Entries from a dataset →
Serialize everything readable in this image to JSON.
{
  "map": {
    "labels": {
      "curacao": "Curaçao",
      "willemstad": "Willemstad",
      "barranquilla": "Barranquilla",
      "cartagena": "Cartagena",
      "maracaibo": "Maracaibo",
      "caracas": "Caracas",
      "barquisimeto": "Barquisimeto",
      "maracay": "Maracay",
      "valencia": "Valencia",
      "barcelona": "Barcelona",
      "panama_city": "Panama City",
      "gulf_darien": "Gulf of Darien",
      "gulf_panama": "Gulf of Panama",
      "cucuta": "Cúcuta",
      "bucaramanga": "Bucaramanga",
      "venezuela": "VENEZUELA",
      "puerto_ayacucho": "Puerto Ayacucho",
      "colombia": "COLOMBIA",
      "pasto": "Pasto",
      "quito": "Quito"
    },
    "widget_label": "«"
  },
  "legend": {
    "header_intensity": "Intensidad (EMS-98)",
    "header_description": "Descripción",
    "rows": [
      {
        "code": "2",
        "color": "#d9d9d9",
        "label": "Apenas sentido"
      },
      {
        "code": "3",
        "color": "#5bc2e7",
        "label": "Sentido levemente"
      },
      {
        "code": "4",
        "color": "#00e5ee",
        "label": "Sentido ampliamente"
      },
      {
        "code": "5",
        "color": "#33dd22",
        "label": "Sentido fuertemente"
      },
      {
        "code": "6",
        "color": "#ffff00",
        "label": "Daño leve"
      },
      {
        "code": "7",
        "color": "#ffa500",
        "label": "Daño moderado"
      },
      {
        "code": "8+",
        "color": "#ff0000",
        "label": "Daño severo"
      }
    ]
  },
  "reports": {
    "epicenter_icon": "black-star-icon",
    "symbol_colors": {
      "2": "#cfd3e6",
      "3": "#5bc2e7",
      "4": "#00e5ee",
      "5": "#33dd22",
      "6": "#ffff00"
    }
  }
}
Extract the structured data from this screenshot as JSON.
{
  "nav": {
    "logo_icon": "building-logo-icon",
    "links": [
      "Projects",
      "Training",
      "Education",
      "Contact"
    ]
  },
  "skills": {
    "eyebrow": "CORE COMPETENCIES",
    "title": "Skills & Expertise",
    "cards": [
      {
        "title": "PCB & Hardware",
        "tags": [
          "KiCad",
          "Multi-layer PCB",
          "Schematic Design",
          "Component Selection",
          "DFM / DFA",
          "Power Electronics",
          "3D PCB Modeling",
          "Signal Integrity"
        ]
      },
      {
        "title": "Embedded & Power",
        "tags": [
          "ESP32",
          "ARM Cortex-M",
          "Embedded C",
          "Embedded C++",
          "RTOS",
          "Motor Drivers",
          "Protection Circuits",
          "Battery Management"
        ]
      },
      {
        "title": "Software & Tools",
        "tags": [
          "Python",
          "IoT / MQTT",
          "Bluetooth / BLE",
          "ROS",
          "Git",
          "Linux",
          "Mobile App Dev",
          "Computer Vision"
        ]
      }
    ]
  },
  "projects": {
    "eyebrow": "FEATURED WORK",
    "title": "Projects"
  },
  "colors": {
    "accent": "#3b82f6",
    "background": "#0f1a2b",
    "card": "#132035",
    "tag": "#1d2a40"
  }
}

Exercise →
Reproduce the whole listing word for word.

Answer below →
Serialize everything readable in this image to JSON.
{
  "map": {
    "labels": {
      "curacao": "Curaçao",
      "willemstad": "Willemstad",
      "barranquilla": "Barranquilla",
      "cartagena": "Cartagena",
      "maracaibo": "Maracaibo",
      "caracas": "Caracas",
      "barquisimeto": "Barquisimeto",
      "maracay": "Maracay",
      "valencia": "Valencia",
      "barcelona": "Barcelona",
      "panama_city": "Panama City",
      "gulf_darien": "Gulf of Darien",
      "gulf_panama": "Gulf of Panama",
      "cucuta": "Cúcuta",
      "bucaramanga": "Bucaramanga",
      "venezuela": "VENEZUELA",
      "puerto_ayacucho": "Puerto Ayacucho",
      "colombia": "COLOMBIA",
      "pasto": "Pasto",
      "quito": "Quito"
    },
    "widget_label": "«"
  },
  "legend": {
    "header_intensity": "Intensidad (EMS-98)",
    "header_description": "Descripción",
    "rows": [
      {
        "code": "2",
        "color": "#d9d9d9",
        "label": "Apenas sentido"
      },
      {
        "code": "3",
        "color": "#5bc2e7",
        "label": "Sentido levemente"
      },
      {
        "code": "4",
        "color": "#00e5ee",
        "label": "Sentido ampliamente"
      },
      {
        "code": "5",
        "color": "#33dd22",
        "label": "Sentido fuertemente"
      },
      {
        "code": "6",
        "color": "#ffff00",
        "label": "Daño leve"
      },
      {
        "code": "7",
        "color": "#ffa500",
        "label": "Daño moderado"
      },
      {
        "code": "8+",
        "color": "#ff0000",
        "label": "Daño severo"
      }
    ]
  },
  "reports": {
    "epicenter_icon": "black-star-icon",
    "symbol_colors": {
      "2": "#cfd3e6",
      "3": "#5bc2e7",
      "4": "#00e5ee",
      "5": "#33dd22",
      "6": "#ffff00"
    }
  }
}
Extract the structured data from this screenshot as JSON.
{
  "nav": {
    "logo_icon": "building-logo-icon",
    "links": [
      "Projects",
      "Training",
      "Education",
      "Contact"
    ]
  },
  "skills": {
    "eyebrow": "CORE COMPETENCIES",
    "title": "Skills & Expertise",
    "cards": [
      {
        "title": "PCB & Hardware",
        "tags": [
          "KiCad",
          "Multi-layer PCB",
          "Schematic Design",
          "Component Selection",
          "DFM / DFA",
          "Power Electronics",
          "3D PCB Modeling",
          "Signal Integrity"
        ]
      },
      {
        "title": "Embedded & Power",
        "tags": [
          "ESP32",
          "ARM Cortex-M",
          "Embedded C",
          "Embedded C++",
          "RTOS",
          "Motor Drivers",
          "Protection Circuits",
          "Battery Management"
        ]
      },
      {
        "title": "Software & Tools",
        "tags": [
          "Python",
          "IoT / MQTT",
          "Bluetooth / BLE",
          "ROS",
          "Git",
          "Linux",
          "Mobile App Dev",
          "Computer Vision"
        ]
      }
    ]
  },
  "projects": {
    "eyebrow": "FEATURED WORK",
    "title": "Projects"
  },
  "colors": {
    "accent": "#3b82f6",
    "background": "#0f1a2b",
    "card": "#132035",
    "tag": "#1d2a40"
  }
}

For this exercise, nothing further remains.